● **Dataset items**
------------------------------
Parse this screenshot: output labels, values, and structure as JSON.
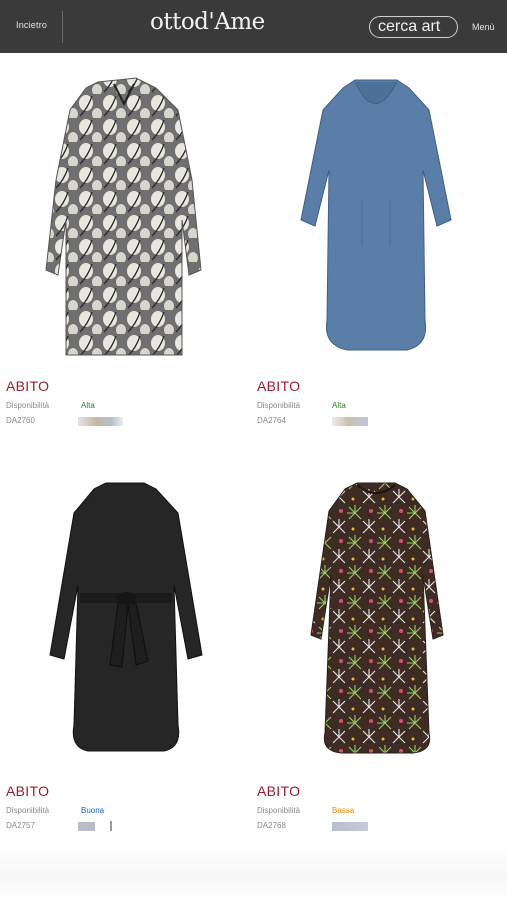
{
  "header": {
    "back_label": "Incietro",
    "logo_text": "ottod'Ame",
    "search_text": "cerca art",
    "menu_label": "Menù"
  },
  "products": [
    {
      "title": "ABITO",
      "availability_label": "Disponibilità",
      "availability": "Alta",
      "availability_color": "#2e7d32",
      "code": "DA2760",
      "image_icon": "patterned-shirt-dress"
    },
    {
      "title": "ABITO",
      "availability_label": "Disponibilità",
      "availability": "Alta",
      "availability_color": "#2e7d32",
      "code": "DA2764",
      "image_icon": "blue-dress"
    },
    {
      "title": "ABITO",
      "availability_label": "Disponibilità",
      "availability": "Buona",
      "availability_color": "#1565c0",
      "code": "DA2757",
      "image_icon": "black-belted-dress"
    },
    {
      "title": "ABITO",
      "availability_label": "Disponibilità",
      "availability": "Bassa",
      "availability_color": "#ef8a00",
      "code": "DA2768",
      "image_icon": "firework-print-dress"
    }
  ]
}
------------------------------
● **Exercise task**
In the copy, include all records verbatim but no images.

● **Solved problem**
Parse this screenshot: output labels, values, and structure as JSON.
{
  "header": {
    "back_label": "Incietro",
    "logo_text": "ottod'Ame",
    "search_text": "cerca art",
    "menu_label": "Menù"
  },
  "products": [
    {
      "title": "ABITO",
      "availability_label": "Disponibilità",
      "availability": "Alta",
      "availability_color": "#2e7d32",
      "code": "DA2760",
      "image_icon": "patterned-shirt-dress"
    },
    {
      "title": "ABITO",
      "availability_label": "Disponibilità",
      "availability": "Alta",
      "availability_color": "#2e7d32",
      "code": "DA2764",
      "image_icon": "blue-dress"
    },
    {
      "title": "ABITO",
      "availability_label": "Disponibilità",
      "availability": "Buona",
      "availability_color": "#1565c0",
      "code": "DA2757",
      "image_icon": "black-belted-dress"
    },
    {
      "title": "ABITO",
      "availability_label": "Disponibilità",
      "availability": "Bassa",
      "availability_color": "#ef8a00",
      "code": "DA2768",
      "image_icon": "firework-print-dress"
    }
  ]
}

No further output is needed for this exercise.